• Goal of the exercise: Find how many lines in the data below include the word "modalità", then write only that number.

• Given data:
-- -- --
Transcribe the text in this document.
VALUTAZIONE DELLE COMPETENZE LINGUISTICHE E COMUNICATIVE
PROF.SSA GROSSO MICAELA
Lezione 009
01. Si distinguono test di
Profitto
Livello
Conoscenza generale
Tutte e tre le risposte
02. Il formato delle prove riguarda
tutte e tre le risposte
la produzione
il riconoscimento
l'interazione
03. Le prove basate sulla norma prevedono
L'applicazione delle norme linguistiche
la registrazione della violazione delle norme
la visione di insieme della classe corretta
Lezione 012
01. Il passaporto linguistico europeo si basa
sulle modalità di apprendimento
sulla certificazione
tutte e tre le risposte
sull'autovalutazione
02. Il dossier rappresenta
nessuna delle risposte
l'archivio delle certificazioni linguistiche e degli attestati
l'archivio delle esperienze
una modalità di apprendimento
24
-- -- --
• Exercise output: 2